_What you have to do_.
Copy out every line containing the word "axis".

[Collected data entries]
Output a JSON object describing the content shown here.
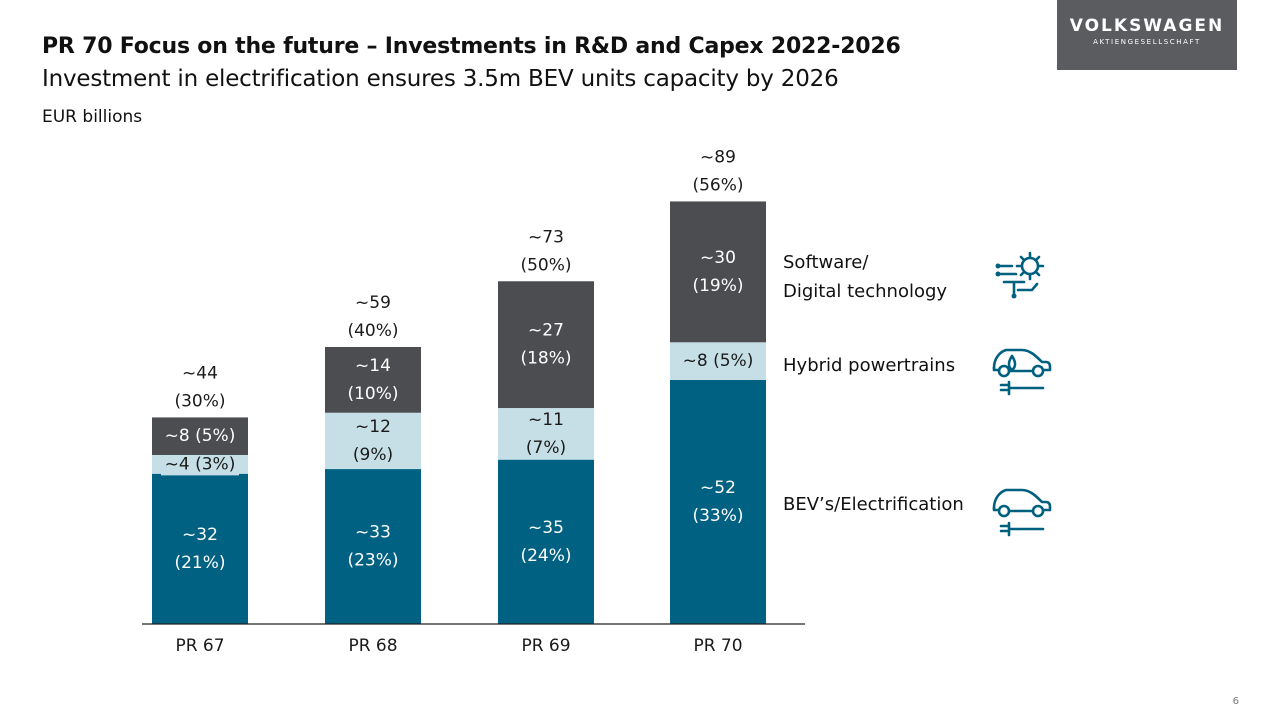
{
  "header": {
    "title": "PR 70 Focus on the future –  Investments in R&D and Capex 2022-2026",
    "subtitle": "Investment in electrification ensures 3.5m BEV units capacity by 2026",
    "unit_label": "EUR billions"
  },
  "logo": {
    "name": "VOLKSWAGEN",
    "tagline": "AKTIENGESELLSCHAFT"
  },
  "colors": {
    "bev": "#006182",
    "hybrid": "#c6dfe6",
    "software": "#4b4d51",
    "axis": "#222222",
    "icon": "#00607f"
  },
  "chart_data": {
    "type": "bar",
    "stacked": true,
    "categories": [
      "PR 67",
      "PR 68",
      "PR 69",
      "PR 70"
    ],
    "ylim": [
      0,
      92
    ],
    "series": [
      {
        "name": "BEV's/Electrification",
        "key": "bev",
        "values": [
          32,
          33,
          35,
          52
        ],
        "labels": [
          [
            "~32",
            "(21%)"
          ],
          [
            "~33",
            "(23%)"
          ],
          [
            "~35",
            "(24%)"
          ],
          [
            "~52",
            "(33%)"
          ]
        ]
      },
      {
        "name": "Hybrid powertrains",
        "key": "hybrid",
        "values": [
          4,
          12,
          11,
          8
        ],
        "labels": [
          [
            "~4 (3%)"
          ],
          [
            "~12",
            "(9%)"
          ],
          [
            "~11",
            "(7%)"
          ],
          [
            "~8 (5%)"
          ]
        ]
      },
      {
        "name": "Software/ Digital technology",
        "key": "software",
        "values": [
          8,
          14,
          27,
          30
        ],
        "labels": [
          [
            "~8 (5%)"
          ],
          [
            "~14",
            "(10%)"
          ],
          [
            "~27",
            "(18%)"
          ],
          [
            "~30",
            "(19%)"
          ]
        ]
      }
    ],
    "totals": [
      [
        "~44",
        "(30%)"
      ],
      [
        "~59",
        "(40%)"
      ],
      [
        "~73",
        "(50%)"
      ],
      [
        "~89",
        "(56%)"
      ]
    ]
  },
  "legend": [
    {
      "lines": [
        "Software/",
        "Digital technology"
      ],
      "icon": "gear-circuit-icon"
    },
    {
      "lines": [
        "Hybrid powertrains"
      ],
      "icon": "hybrid-car-icon"
    },
    {
      "lines": [
        "BEV’s/Electrification"
      ],
      "icon": "electric-car-icon"
    }
  ],
  "page_number": "6"
}
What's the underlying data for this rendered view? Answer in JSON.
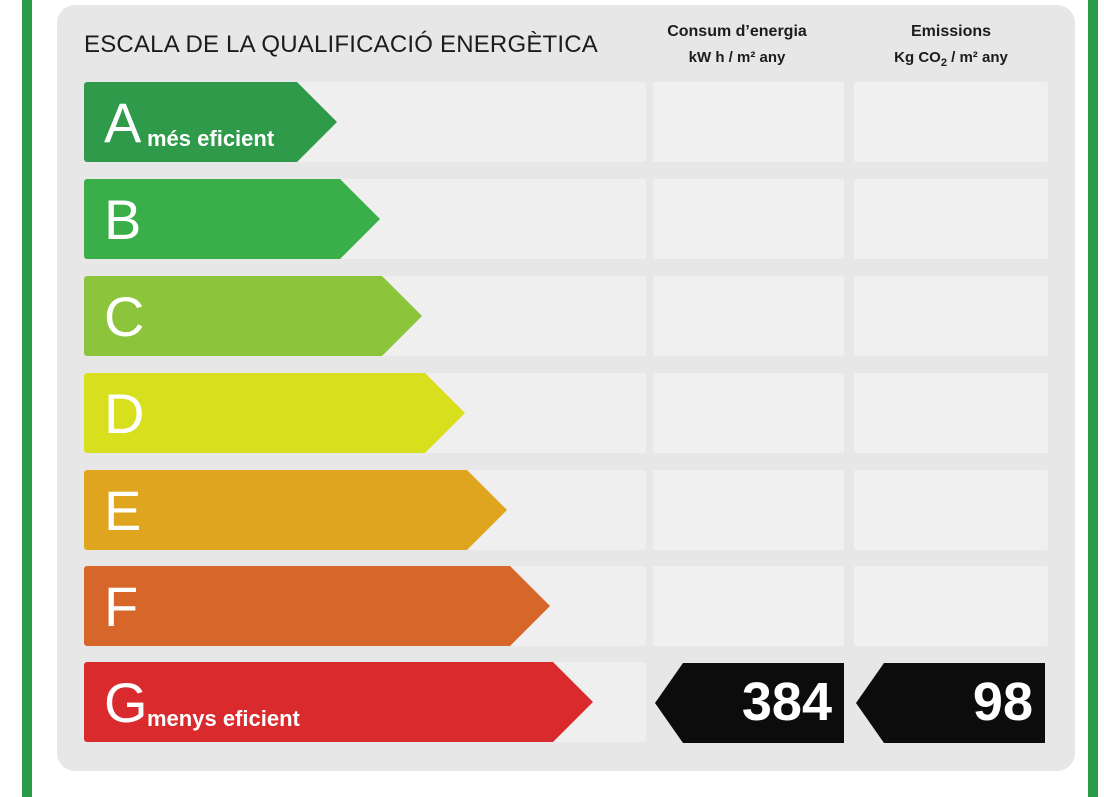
{
  "title": "ESCALA DE LA QUALIFICACIÓ ENERGÈTICA",
  "columns": {
    "consumption": {
      "label": "Consum d’energia",
      "unit": "kW h / m² any"
    },
    "emissions": {
      "label": "Emissions",
      "unit_prefix": "Kg CO",
      "unit_sub": "2",
      "unit_suffix": " / m² any"
    }
  },
  "classes": [
    {
      "letter": "A",
      "tag": "més eficient",
      "color": "#2e9a4a"
    },
    {
      "letter": "B",
      "tag": "",
      "color": "#3aae48"
    },
    {
      "letter": "C",
      "tag": "",
      "color": "#8cc43c"
    },
    {
      "letter": "D",
      "tag": "",
      "color": "#d8e01e"
    },
    {
      "letter": "E",
      "tag": "",
      "color": "#e0a51e"
    },
    {
      "letter": "F",
      "tag": "",
      "color": "#d6662a"
    },
    {
      "letter": "G",
      "tag": "menys eficient",
      "color": "#d92a2e"
    }
  ],
  "rating": {
    "class": "G",
    "consumption_value": "384",
    "emissions_value": "98"
  },
  "colors": {
    "frame": "#2a9a48",
    "panel": "#e7e7e7",
    "value_box": "#0c0c0c"
  }
}
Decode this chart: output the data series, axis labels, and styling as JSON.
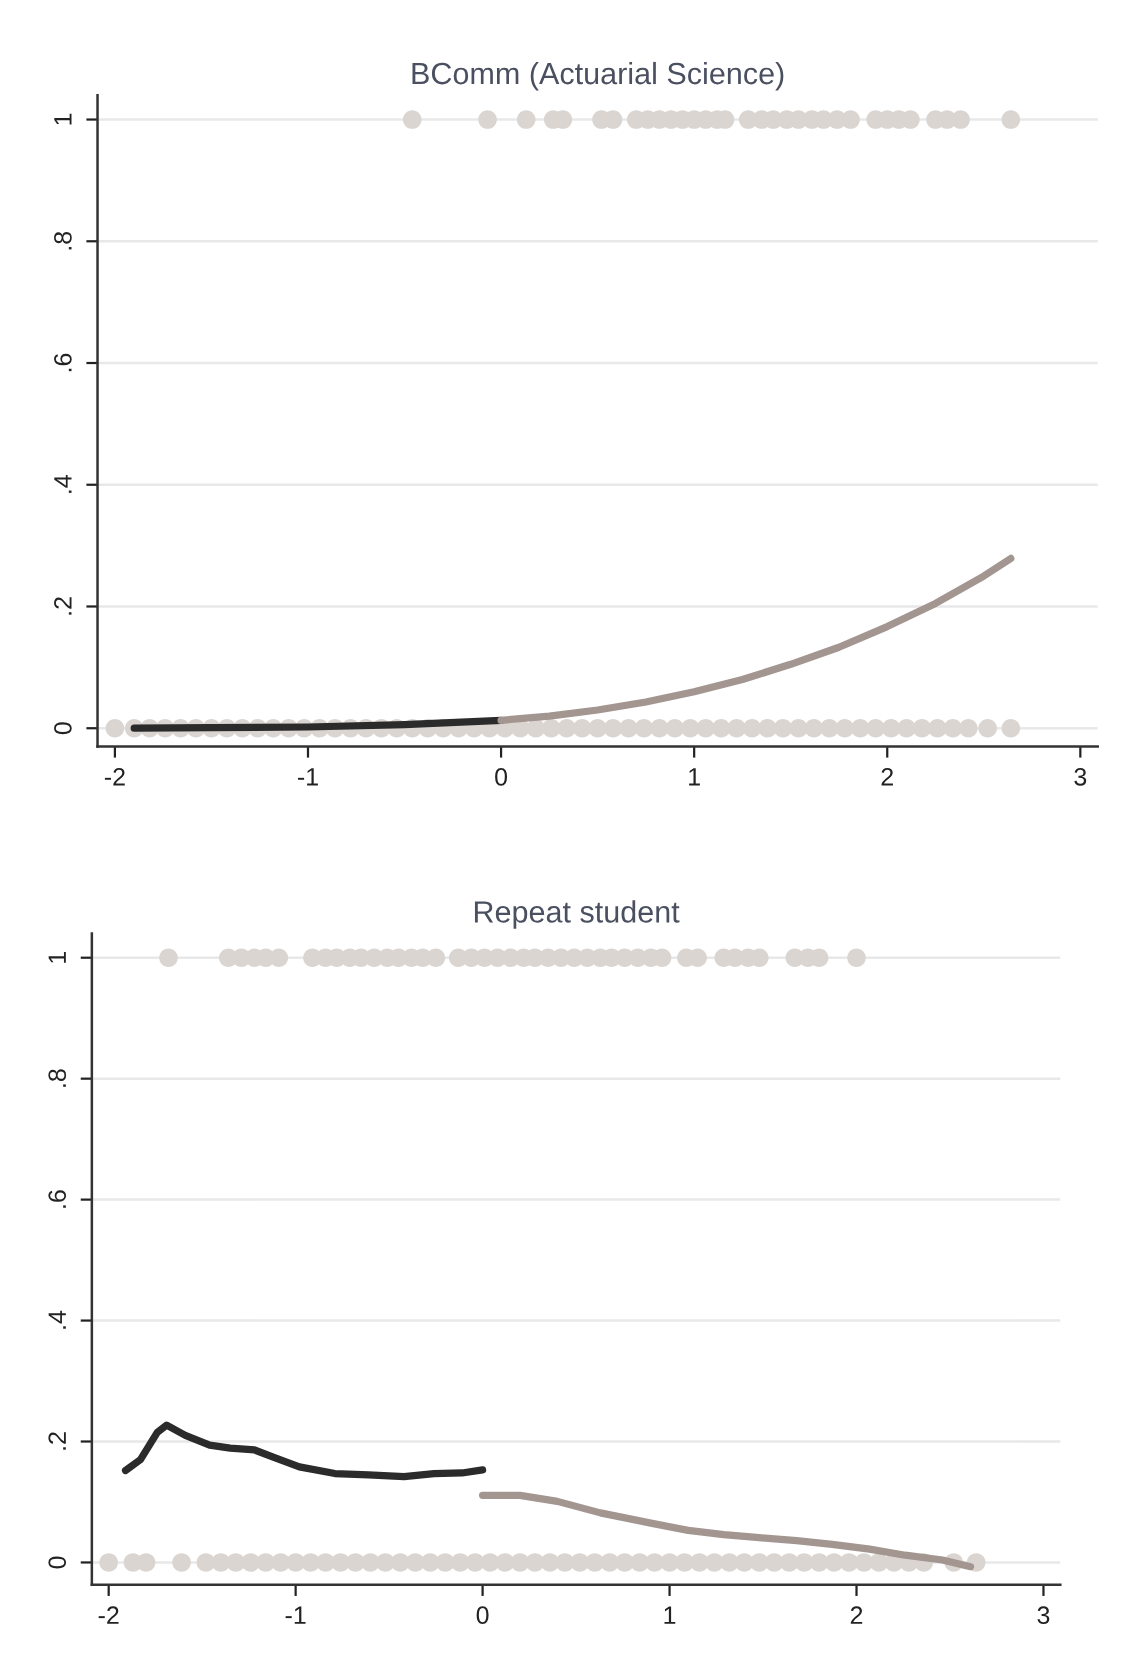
{
  "chart_data": [
    {
      "type": "scatter",
      "title": "BComm (Actuarial Science)",
      "xlim": [
        -2.09,
        3.09
      ],
      "ylim": [
        -0.03,
        1.04
      ],
      "xticks": [
        -2,
        -1,
        0,
        1,
        2,
        3
      ],
      "yticks": [
        0,
        {
          "value": 0.2,
          "label": ".2"
        },
        {
          "value": 0.4,
          "label": ".4"
        },
        {
          "value": 0.6,
          "label": ".6"
        },
        {
          "value": 0.8,
          "label": ".8"
        },
        1
      ],
      "grid": "y",
      "legend": false,
      "marker": "circle",
      "series": [
        {
          "color": "#dbd5d1",
          "x": [
            -2.0,
            -1.9,
            -1.82,
            -1.74,
            -1.66,
            -1.58,
            -1.5,
            -1.42,
            -1.34,
            -1.26,
            -1.18,
            -1.1,
            -1.02,
            -0.94,
            -0.86,
            -0.78,
            -0.7,
            -0.62,
            -0.54,
            -0.46,
            -0.38,
            -0.3,
            -0.22,
            -0.14,
            -0.06,
            0.02,
            0.1,
            0.18,
            0.26,
            0.34,
            0.42,
            0.5,
            0.58,
            0.66,
            0.74,
            0.82,
            0.9,
            0.98,
            1.06,
            1.14,
            1.22,
            1.3,
            1.38,
            1.46,
            1.54,
            1.62,
            1.7,
            1.78,
            1.86,
            1.94,
            2.02,
            2.1,
            2.18,
            2.26,
            2.34,
            2.42,
            2.52,
            2.64
          ],
          "values": [
            0,
            0,
            0,
            0,
            0,
            0,
            0,
            0,
            0,
            0,
            0,
            0,
            0,
            0,
            0,
            0,
            0,
            0,
            0,
            0,
            0,
            0,
            0,
            0,
            0,
            0,
            0,
            0,
            0,
            0,
            0,
            0,
            0,
            0,
            0,
            0,
            0,
            0,
            0,
            0,
            0,
            0,
            0,
            0,
            0,
            0,
            0,
            0,
            0,
            0,
            0,
            0,
            0,
            0,
            0,
            0,
            0,
            0
          ]
        },
        {
          "color": "#dbd5d1",
          "x": [
            -0.46,
            -0.07,
            0.13,
            0.27,
            0.32,
            0.52,
            0.58,
            0.7,
            0.76,
            0.82,
            0.88,
            0.94,
            1.0,
            1.06,
            1.12,
            1.16,
            1.28,
            1.35,
            1.41,
            1.48,
            1.54,
            1.61,
            1.67,
            1.74,
            1.81,
            1.94,
            2.0,
            2.06,
            2.12,
            2.25,
            2.31,
            2.38,
            2.64
          ],
          "values": [
            1,
            1,
            1,
            1,
            1,
            1,
            1,
            1,
            1,
            1,
            1,
            1,
            1,
            1,
            1,
            1,
            1,
            1,
            1,
            1,
            1,
            1,
            1,
            1,
            1,
            1,
            1,
            1,
            1,
            1,
            1,
            1,
            1
          ]
        },
        {
          "type": "line",
          "color": "#2b2b2b",
          "marker": "none",
          "x": [
            -1.9,
            -1.5,
            -1.0,
            -0.5,
            0.0
          ],
          "values": [
            0.0,
            0.001,
            0.002,
            0.006,
            0.013
          ]
        },
        {
          "type": "line",
          "color": "#a39590",
          "marker": "none",
          "x": [
            0.0,
            0.25,
            0.5,
            0.75,
            1.0,
            1.25,
            1.5,
            1.75,
            2.0,
            2.25,
            2.5,
            2.64
          ],
          "values": [
            0.013,
            0.02,
            0.03,
            0.043,
            0.06,
            0.08,
            0.105,
            0.133,
            0.167,
            0.205,
            0.25,
            0.279
          ]
        }
      ]
    },
    {
      "type": "scatter",
      "title": "Repeat student",
      "xlim": [
        -2.09,
        3.09
      ],
      "ylim": [
        -0.037,
        1.04
      ],
      "xticks": [
        -2,
        -1,
        0,
        1,
        2,
        3
      ],
      "yticks": [
        0,
        {
          "value": 0.2,
          "label": ".2"
        },
        {
          "value": 0.4,
          "label": ".4"
        },
        {
          "value": 0.6,
          "label": ".6"
        },
        {
          "value": 0.8,
          "label": ".8"
        },
        1
      ],
      "grid": "y",
      "legend": false,
      "marker": "circle",
      "series": [
        {
          "color": "#dbd5d1",
          "x": [
            -2.0,
            -1.87,
            -1.8,
            -1.61,
            -1.48,
            -1.4,
            -1.32,
            -1.24,
            -1.16,
            -1.08,
            -1.0,
            -0.92,
            -0.84,
            -0.76,
            -0.68,
            -0.6,
            -0.52,
            -0.44,
            -0.36,
            -0.28,
            -0.2,
            -0.12,
            -0.04,
            0.04,
            0.12,
            0.2,
            0.28,
            0.36,
            0.44,
            0.52,
            0.6,
            0.68,
            0.76,
            0.84,
            0.92,
            1.0,
            1.08,
            1.16,
            1.24,
            1.32,
            1.4,
            1.48,
            1.56,
            1.64,
            1.72,
            1.8,
            1.88,
            1.96,
            2.04,
            2.12,
            2.2,
            2.28,
            2.36,
            2.52,
            2.64
          ],
          "values": [
            0,
            0,
            0,
            0,
            0,
            0,
            0,
            0,
            0,
            0,
            0,
            0,
            0,
            0,
            0,
            0,
            0,
            0,
            0,
            0,
            0,
            0,
            0,
            0,
            0,
            0,
            0,
            0,
            0,
            0,
            0,
            0,
            0,
            0,
            0,
            0,
            0,
            0,
            0,
            0,
            0,
            0,
            0,
            0,
            0,
            0,
            0,
            0,
            0,
            0,
            0,
            0,
            0,
            0,
            0
          ]
        },
        {
          "color": "#dbd5d1",
          "x": [
            -1.68,
            -1.36,
            -1.29,
            -1.22,
            -1.16,
            -1.09,
            -0.91,
            -0.84,
            -0.78,
            -0.71,
            -0.65,
            -0.58,
            -0.51,
            -0.45,
            -0.38,
            -0.32,
            -0.25,
            -0.13,
            -0.06,
            0.01,
            0.08,
            0.15,
            0.22,
            0.28,
            0.35,
            0.42,
            0.49,
            0.56,
            0.63,
            0.69,
            0.76,
            0.83,
            0.9,
            0.96,
            1.09,
            1.15,
            1.29,
            1.35,
            1.42,
            1.48,
            1.67,
            1.74,
            1.8,
            2.0
          ],
          "values": [
            1,
            1,
            1,
            1,
            1,
            1,
            1,
            1,
            1,
            1,
            1,
            1,
            1,
            1,
            1,
            1,
            1,
            1,
            1,
            1,
            1,
            1,
            1,
            1,
            1,
            1,
            1,
            1,
            1,
            1,
            1,
            1,
            1,
            1,
            1,
            1,
            1,
            1,
            1,
            1,
            1,
            1,
            1,
            1
          ]
        },
        {
          "type": "line",
          "color": "#2b2b2b",
          "marker": "none",
          "x": [
            -1.91,
            -1.83,
            -1.74,
            -1.69,
            -1.59,
            -1.46,
            -1.35,
            -1.22,
            -1.12,
            -0.98,
            -0.79,
            -0.61,
            -0.42,
            -0.26,
            -0.11,
            0.0
          ],
          "values": [
            0.152,
            0.17,
            0.215,
            0.227,
            0.21,
            0.194,
            0.189,
            0.186,
            0.174,
            0.158,
            0.147,
            0.145,
            0.142,
            0.147,
            0.148,
            0.153
          ]
        },
        {
          "type": "line",
          "color": "#a39590",
          "marker": "none",
          "x": [
            0.0,
            0.2,
            0.4,
            0.63,
            0.9,
            1.1,
            1.29,
            1.48,
            1.68,
            1.87,
            2.07,
            2.26,
            2.46,
            2.61
          ],
          "values": [
            0.111,
            0.111,
            0.101,
            0.082,
            0.065,
            0.053,
            0.046,
            0.041,
            0.036,
            0.03,
            0.022,
            0.012,
            0.004,
            -0.007
          ]
        }
      ]
    }
  ]
}
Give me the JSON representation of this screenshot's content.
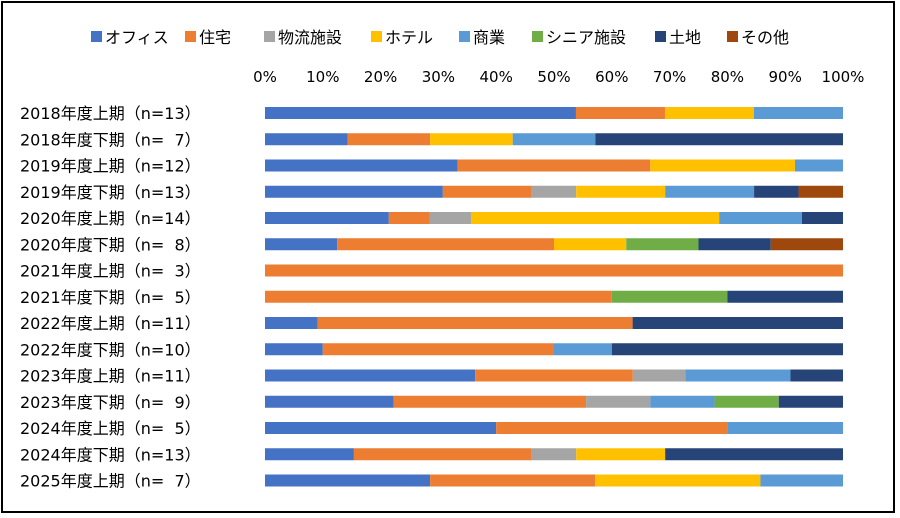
{
  "chart_data": {
    "type": "bar",
    "orientation": "horizontal",
    "stacked": "percent",
    "title": "",
    "xlabel": "",
    "ylabel": "",
    "xlim": [
      0,
      100
    ],
    "x_ticks": [
      "0%",
      "10%",
      "20%",
      "30%",
      "40%",
      "50%",
      "60%",
      "70%",
      "80%",
      "90%",
      "100%"
    ],
    "legend_position": "top",
    "grid": false,
    "categories": [
      "2018年度上期（n=13）",
      "2018年度下期（n=  7）",
      "2019年度上期（n=12）",
      "2019年度下期（n=13）",
      "2020年度上期（n=14）",
      "2020年度下期（n=  8）",
      "2021年度上期（n=  3）",
      "2021年度下期（n=  5）",
      "2022年度上期（n=11）",
      "2022年度下期（n=10）",
      "2023年度上期（n=11）",
      "2023年度下期（n=  9）",
      "2024年度上期（n=  5）",
      "2024年度下期（n=13）",
      "2025年度上期（n=  7）"
    ],
    "series": [
      {
        "name": "オフィス",
        "color": "#4472C4",
        "values": [
          53.8,
          14.3,
          33.3,
          30.8,
          21.4,
          12.5,
          0,
          0,
          9.1,
          10,
          36.4,
          22.2,
          40,
          15.4,
          28.6
        ]
      },
      {
        "name": "住宅",
        "color": "#ED7D31",
        "values": [
          15.4,
          14.3,
          33.3,
          15.4,
          7.1,
          37.5,
          100,
          60,
          54.5,
          40,
          27.3,
          33.3,
          40,
          30.8,
          28.6
        ]
      },
      {
        "name": "物流施設",
        "color": "#A5A5A5",
        "values": [
          0,
          0,
          0,
          7.7,
          7.1,
          0,
          0,
          0,
          0,
          0,
          9.1,
          11.1,
          0,
          7.7,
          0
        ]
      },
      {
        "name": "ホテル",
        "color": "#FFC000",
        "values": [
          15.4,
          14.3,
          25,
          15.4,
          42.9,
          12.5,
          0,
          0,
          0,
          0,
          0,
          0,
          0,
          15.4,
          28.6
        ]
      },
      {
        "name": "商業",
        "color": "#5B9BD5",
        "values": [
          15.4,
          14.3,
          8.3,
          15.4,
          14.3,
          0,
          0,
          0,
          0,
          10,
          18.2,
          11.1,
          20,
          0,
          14.3
        ]
      },
      {
        "name": "シニア施設",
        "color": "#70AD47",
        "values": [
          0,
          0,
          0,
          0,
          0,
          12.5,
          0,
          20,
          0,
          0,
          0,
          11.1,
          0,
          0,
          0
        ]
      },
      {
        "name": "土地",
        "color": "#264478",
        "values": [
          0,
          42.9,
          0,
          7.7,
          7.1,
          12.5,
          0,
          20,
          36.4,
          40,
          9.1,
          11.1,
          0,
          30.8,
          0
        ]
      },
      {
        "name": "その他",
        "color": "#9E480E",
        "values": [
          0,
          0,
          0,
          7.7,
          0,
          12.5,
          0,
          0,
          0,
          0,
          0,
          0,
          0,
          0,
          0
        ]
      }
    ]
  }
}
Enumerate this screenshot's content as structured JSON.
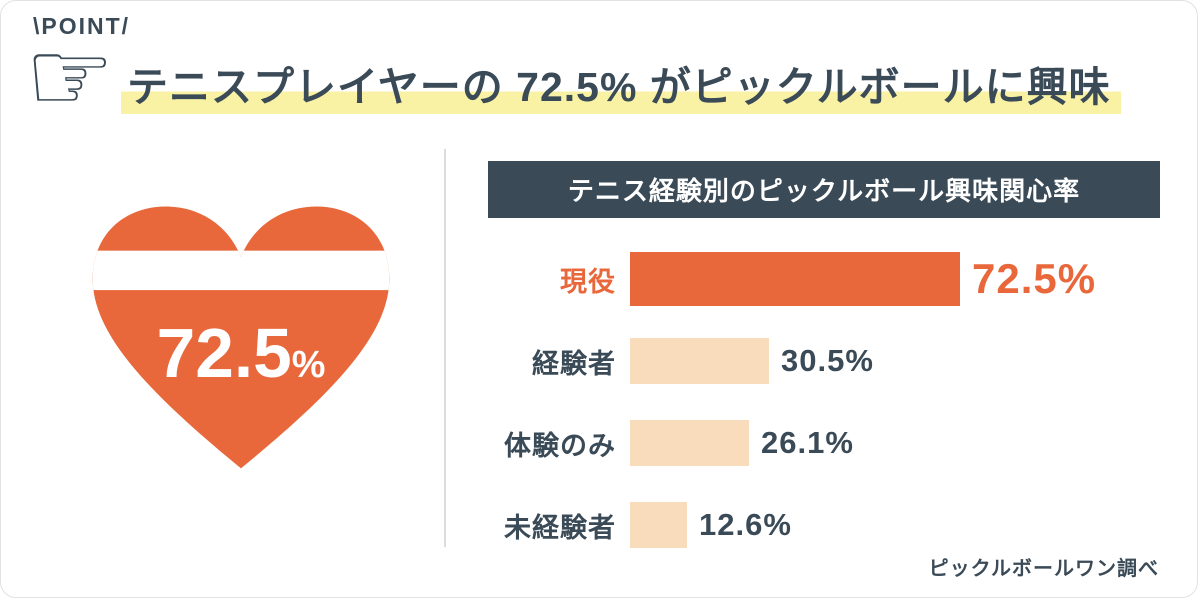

_Written solution_.
    "axis": "#222222",
Decode this chart: output the data series, axis labels, and styling as JSON.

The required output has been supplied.